Write the listing below out again exactly, dropping the images.

> [Available records]:
--------------------
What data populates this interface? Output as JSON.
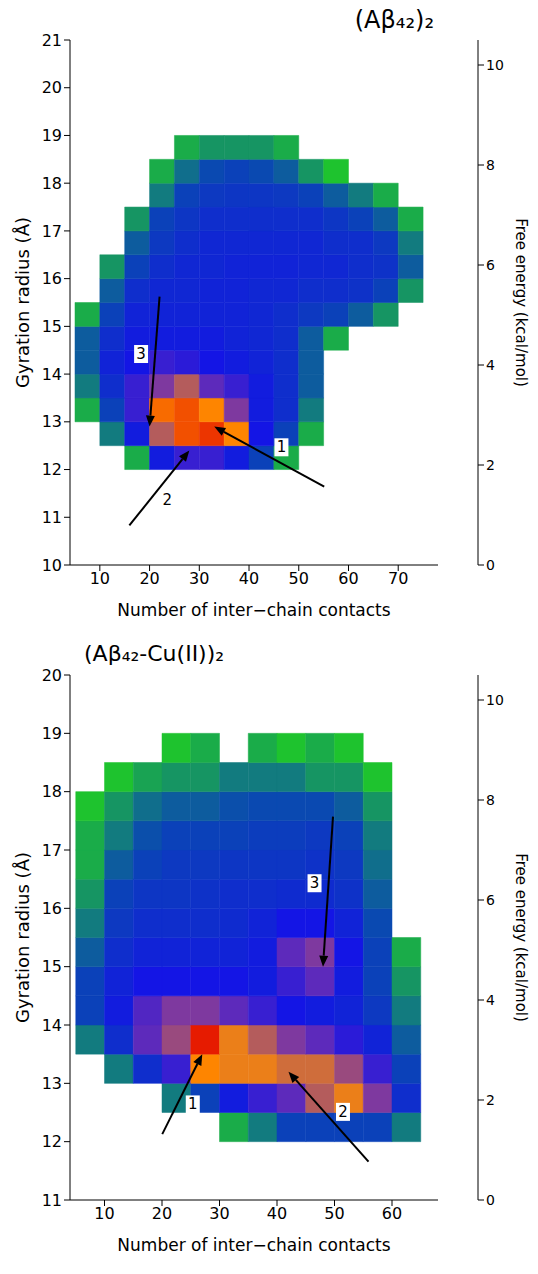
{
  "chart_data": [
    {
      "type": "heatmap",
      "title": "(Aβ₄₂)₂",
      "x_label": "Number of inter−chain contacts",
      "y_label": "Gyration radius (Å)",
      "colorbar_label": "Free energy (kcal/mol)",
      "xlim": [
        4,
        78
      ],
      "xticks": [
        10,
        20,
        30,
        40,
        50,
        60,
        70
      ],
      "ylim": [
        10,
        21
      ],
      "yticks": [
        10,
        11,
        12,
        13,
        14,
        15,
        16,
        17,
        18,
        19,
        20,
        21
      ],
      "colorbar_range": [
        0,
        10.5
      ],
      "colorbar_ticks": [
        0,
        2,
        4,
        6,
        8,
        10
      ],
      "x_edges": [
        5,
        10,
        15,
        20,
        25,
        30,
        35,
        40,
        45,
        50,
        55,
        60,
        65,
        70,
        75
      ],
      "y_edges": [
        12,
        12.5,
        13,
        13.5,
        14,
        14.5,
        15,
        15.5,
        16,
        16.5,
        17,
        17.5,
        18,
        18.5,
        19
      ],
      "z": [
        [
          null,
          null,
          5,
          2,
          1.5,
          1.5,
          2,
          3,
          5,
          null,
          null,
          null,
          null,
          null
        ],
        [
          null,
          4,
          2,
          0.8,
          0.3,
          0.2,
          0.5,
          1.8,
          3,
          5,
          null,
          null,
          null,
          null
        ],
        [
          5,
          3,
          1.5,
          0.4,
          0.3,
          0.5,
          1,
          2,
          2.5,
          4,
          null,
          null,
          null,
          null
        ],
        [
          4,
          2.5,
          1.5,
          1,
          0.8,
          1.2,
          1.5,
          2,
          2.5,
          3.5,
          null,
          null,
          null,
          null
        ],
        [
          3.5,
          2.2,
          1.8,
          1.5,
          1.6,
          1.8,
          2,
          2.2,
          2.5,
          3.5,
          null,
          null,
          null,
          null
        ],
        [
          3.5,
          2.5,
          2,
          2,
          2,
          2,
          2.2,
          2.3,
          2.5,
          3.5,
          5,
          null,
          null,
          null
        ],
        [
          5,
          3,
          2.2,
          2.2,
          2.2,
          2.2,
          2.2,
          2.3,
          2.5,
          2.8,
          3,
          3.5,
          4.5,
          null
        ],
        [
          null,
          3.5,
          2.5,
          2.3,
          2.3,
          2.2,
          2.2,
          2.3,
          2.3,
          2.5,
          2.5,
          2.6,
          3,
          4.5
        ],
        [
          null,
          4.5,
          3,
          2.5,
          2.3,
          2.3,
          2.2,
          2.2,
          2.2,
          2.3,
          2.3,
          2.5,
          2.6,
          3.5
        ],
        [
          null,
          null,
          3.5,
          2.8,
          2.5,
          2.3,
          2.3,
          2.3,
          2.3,
          2.3,
          2.5,
          2.5,
          2.8,
          4
        ],
        [
          null,
          null,
          4.5,
          3,
          2.7,
          2.5,
          2.5,
          2.5,
          2.5,
          2.5,
          2.7,
          3,
          3.5,
          5
        ],
        [
          null,
          null,
          null,
          4,
          3,
          2.8,
          2.7,
          2.7,
          2.8,
          3,
          3.5,
          4,
          5,
          null
        ],
        [
          null,
          null,
          null,
          5,
          3.8,
          3.2,
          3,
          3.2,
          3.5,
          4.5,
          5.5,
          null,
          null,
          null
        ],
        [
          null,
          null,
          null,
          null,
          5,
          4.5,
          4.5,
          4.5,
          5,
          null,
          null,
          null,
          null,
          null
        ]
      ],
      "annotations": [
        {
          "text": "1",
          "x": 33,
          "y": 12.9
        },
        {
          "text": "2",
          "x": 28,
          "y": 12.4
        },
        {
          "text": "3",
          "x": 20,
          "y": 12.9
        }
      ]
    },
    {
      "type": "heatmap",
      "title": "(Aβ₄₂-Cu(II))₂",
      "x_label": "Number of inter−chain contacts",
      "y_label": "Gyration radius (Å)",
      "colorbar_label": "Free energy (kcal/mol)",
      "xlim": [
        4,
        68
      ],
      "xticks": [
        10,
        20,
        30,
        40,
        50,
        60
      ],
      "ylim": [
        11,
        20
      ],
      "yticks": [
        11,
        12,
        13,
        14,
        15,
        16,
        17,
        18,
        19,
        20
      ],
      "colorbar_range": [
        0,
        10.5
      ],
      "colorbar_ticks": [
        0,
        2,
        4,
        6,
        8,
        10
      ],
      "x_edges": [
        5,
        10,
        15,
        20,
        25,
        30,
        35,
        40,
        45,
        50,
        55,
        60,
        65
      ],
      "y_edges": [
        12,
        12.5,
        13,
        13.5,
        14,
        14.5,
        15,
        15.5,
        16,
        16.5,
        17,
        17.5,
        18,
        18.5,
        19
      ],
      "z": [
        [
          null,
          null,
          null,
          null,
          null,
          5,
          4,
          3,
          3,
          3,
          3,
          4
        ],
        [
          null,
          null,
          null,
          4,
          3,
          2,
          1.5,
          1.2,
          0.8,
          0.6,
          1,
          2.5
        ],
        [
          null,
          4,
          2.5,
          1.5,
          0.5,
          0.6,
          0.6,
          0.7,
          0.7,
          0.9,
          1.5,
          3
        ],
        [
          4,
          2.5,
          1.2,
          0.9,
          0.1,
          0.6,
          0.8,
          1,
          1.2,
          1.6,
          2.2,
          3.5
        ],
        [
          3,
          2,
          1.3,
          1,
          1,
          1.2,
          1.5,
          1.8,
          2,
          2.2,
          2.8,
          4
        ],
        [
          3,
          2.2,
          1.8,
          1.8,
          1.8,
          1.8,
          2,
          1.5,
          1.2,
          2,
          3,
          4.5
        ],
        [
          3.5,
          2.5,
          2.2,
          2.2,
          2.2,
          2.2,
          2,
          1.2,
          1,
          1.8,
          3,
          5
        ],
        [
          4,
          2.8,
          2.5,
          2.5,
          2.5,
          2.4,
          2.2,
          1.8,
          1.8,
          2.2,
          3.2,
          null
        ],
        [
          4.5,
          3,
          2.7,
          2.7,
          2.6,
          2.5,
          2.5,
          2.4,
          2.4,
          2.6,
          3.5,
          null
        ],
        [
          5,
          3.5,
          3,
          2.8,
          2.8,
          2.7,
          2.7,
          2.7,
          2.6,
          2.8,
          3.8,
          null
        ],
        [
          5,
          4,
          3.3,
          3,
          3,
          3,
          2.9,
          2.9,
          2.8,
          3,
          4,
          null
        ],
        [
          5.5,
          4.5,
          3.8,
          3.5,
          3.5,
          3.3,
          3.2,
          3.2,
          3.2,
          3.5,
          4.5,
          null
        ],
        [
          null,
          5.5,
          4.8,
          4.5,
          4.5,
          4,
          4,
          4,
          4.5,
          4.5,
          5.5,
          null
        ],
        [
          null,
          null,
          null,
          5.5,
          5,
          null,
          5,
          5.5,
          5,
          5.5,
          null,
          null
        ]
      ],
      "annotations": [
        {
          "text": "1",
          "x": 27,
          "y": 13.5
        },
        {
          "text": "2",
          "x": 42,
          "y": 13.2
        },
        {
          "text": "3",
          "x": 48,
          "y": 15
        }
      ]
    }
  ]
}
--------------------
> [Answer in full]:
What data populates this interface? Output as JSON.
{
  "chart_data": [
    {
      "type": "heatmap",
      "title": "(Aβ₄₂)₂",
      "x_label": "Number of inter−chain contacts",
      "y_label": "Gyration radius (Å)",
      "colorbar_label": "Free energy (kcal/mol)",
      "xlim": [
        4,
        78
      ],
      "xticks": [
        10,
        20,
        30,
        40,
        50,
        60,
        70
      ],
      "ylim": [
        10,
        21
      ],
      "yticks": [
        10,
        11,
        12,
        13,
        14,
        15,
        16,
        17,
        18,
        19,
        20,
        21
      ],
      "colorbar_range": [
        0,
        10.5
      ],
      "colorbar_ticks": [
        0,
        2,
        4,
        6,
        8,
        10
      ],
      "x_edges": [
        5,
        10,
        15,
        20,
        25,
        30,
        35,
        40,
        45,
        50,
        55,
        60,
        65,
        70,
        75
      ],
      "y_edges": [
        12,
        12.5,
        13,
        13.5,
        14,
        14.5,
        15,
        15.5,
        16,
        16.5,
        17,
        17.5,
        18,
        18.5,
        19
      ],
      "z": [
        [
          null,
          null,
          5,
          2,
          1.5,
          1.5,
          2,
          3,
          5,
          null,
          null,
          null,
          null,
          null
        ],
        [
          null,
          4,
          2,
          0.8,
          0.3,
          0.2,
          0.5,
          1.8,
          3,
          5,
          null,
          null,
          null,
          null
        ],
        [
          5,
          3,
          1.5,
          0.4,
          0.3,
          0.5,
          1,
          2,
          2.5,
          4,
          null,
          null,
          null,
          null
        ],
        [
          4,
          2.5,
          1.5,
          1,
          0.8,
          1.2,
          1.5,
          2,
          2.5,
          3.5,
          null,
          null,
          null,
          null
        ],
        [
          3.5,
          2.2,
          1.8,
          1.5,
          1.6,
          1.8,
          2,
          2.2,
          2.5,
          3.5,
          null,
          null,
          null,
          null
        ],
        [
          3.5,
          2.5,
          2,
          2,
          2,
          2,
          2.2,
          2.3,
          2.5,
          3.5,
          5,
          null,
          null,
          null
        ],
        [
          5,
          3,
          2.2,
          2.2,
          2.2,
          2.2,
          2.2,
          2.3,
          2.5,
          2.8,
          3,
          3.5,
          4.5,
          null
        ],
        [
          null,
          3.5,
          2.5,
          2.3,
          2.3,
          2.2,
          2.2,
          2.3,
          2.3,
          2.5,
          2.5,
          2.6,
          3,
          4.5
        ],
        [
          null,
          4.5,
          3,
          2.5,
          2.3,
          2.3,
          2.2,
          2.2,
          2.2,
          2.3,
          2.3,
          2.5,
          2.6,
          3.5
        ],
        [
          null,
          null,
          3.5,
          2.8,
          2.5,
          2.3,
          2.3,
          2.3,
          2.3,
          2.3,
          2.5,
          2.5,
          2.8,
          4
        ],
        [
          null,
          null,
          4.5,
          3,
          2.7,
          2.5,
          2.5,
          2.5,
          2.5,
          2.5,
          2.7,
          3,
          3.5,
          5
        ],
        [
          null,
          null,
          null,
          4,
          3,
          2.8,
          2.7,
          2.7,
          2.8,
          3,
          3.5,
          4,
          5,
          null
        ],
        [
          null,
          null,
          null,
          5,
          3.8,
          3.2,
          3,
          3.2,
          3.5,
          4.5,
          5.5,
          null,
          null,
          null
        ],
        [
          null,
          null,
          null,
          null,
          5,
          4.5,
          4.5,
          4.5,
          5,
          null,
          null,
          null,
          null,
          null
        ]
      ],
      "annotations": [
        {
          "text": "1",
          "x": 33,
          "y": 12.9
        },
        {
          "text": "2",
          "x": 28,
          "y": 12.4
        },
        {
          "text": "3",
          "x": 20,
          "y": 12.9
        }
      ]
    },
    {
      "type": "heatmap",
      "title": "(Aβ₄₂-Cu(II))₂",
      "x_label": "Number of inter−chain contacts",
      "y_label": "Gyration radius (Å)",
      "colorbar_label": "Free energy (kcal/mol)",
      "xlim": [
        4,
        68
      ],
      "xticks": [
        10,
        20,
        30,
        40,
        50,
        60
      ],
      "ylim": [
        11,
        20
      ],
      "yticks": [
        11,
        12,
        13,
        14,
        15,
        16,
        17,
        18,
        19,
        20
      ],
      "colorbar_range": [
        0,
        10.5
      ],
      "colorbar_ticks": [
        0,
        2,
        4,
        6,
        8,
        10
      ],
      "x_edges": [
        5,
        10,
        15,
        20,
        25,
        30,
        35,
        40,
        45,
        50,
        55,
        60,
        65
      ],
      "y_edges": [
        12,
        12.5,
        13,
        13.5,
        14,
        14.5,
        15,
        15.5,
        16,
        16.5,
        17,
        17.5,
        18,
        18.5,
        19
      ],
      "z": [
        [
          null,
          null,
          null,
          null,
          null,
          5,
          4,
          3,
          3,
          3,
          3,
          4
        ],
        [
          null,
          null,
          null,
          4,
          3,
          2,
          1.5,
          1.2,
          0.8,
          0.6,
          1,
          2.5
        ],
        [
          null,
          4,
          2.5,
          1.5,
          0.5,
          0.6,
          0.6,
          0.7,
          0.7,
          0.9,
          1.5,
          3
        ],
        [
          4,
          2.5,
          1.2,
          0.9,
          0.1,
          0.6,
          0.8,
          1,
          1.2,
          1.6,
          2.2,
          3.5
        ],
        [
          3,
          2,
          1.3,
          1,
          1,
          1.2,
          1.5,
          1.8,
          2,
          2.2,
          2.8,
          4
        ],
        [
          3,
          2.2,
          1.8,
          1.8,
          1.8,
          1.8,
          2,
          1.5,
          1.2,
          2,
          3,
          4.5
        ],
        [
          3.5,
          2.5,
          2.2,
          2.2,
          2.2,
          2.2,
          2,
          1.2,
          1,
          1.8,
          3,
          5
        ],
        [
          4,
          2.8,
          2.5,
          2.5,
          2.5,
          2.4,
          2.2,
          1.8,
          1.8,
          2.2,
          3.2,
          null
        ],
        [
          4.5,
          3,
          2.7,
          2.7,
          2.6,
          2.5,
          2.5,
          2.4,
          2.4,
          2.6,
          3.5,
          null
        ],
        [
          5,
          3.5,
          3,
          2.8,
          2.8,
          2.7,
          2.7,
          2.7,
          2.6,
          2.8,
          3.8,
          null
        ],
        [
          5,
          4,
          3.3,
          3,
          3,
          3,
          2.9,
          2.9,
          2.8,
          3,
          4,
          null
        ],
        [
          5.5,
          4.5,
          3.8,
          3.5,
          3.5,
          3.3,
          3.2,
          3.2,
          3.2,
          3.5,
          4.5,
          null
        ],
        [
          null,
          5.5,
          4.8,
          4.5,
          4.5,
          4,
          4,
          4,
          4.5,
          4.5,
          5.5,
          null
        ],
        [
          null,
          null,
          null,
          5.5,
          5,
          null,
          5,
          5.5,
          5,
          5.5,
          null,
          null
        ]
      ],
      "annotations": [
        {
          "text": "1",
          "x": 27,
          "y": 13.5
        },
        {
          "text": "2",
          "x": 42,
          "y": 13.2
        },
        {
          "text": "3",
          "x": 48,
          "y": 15
        }
      ]
    }
  ]
}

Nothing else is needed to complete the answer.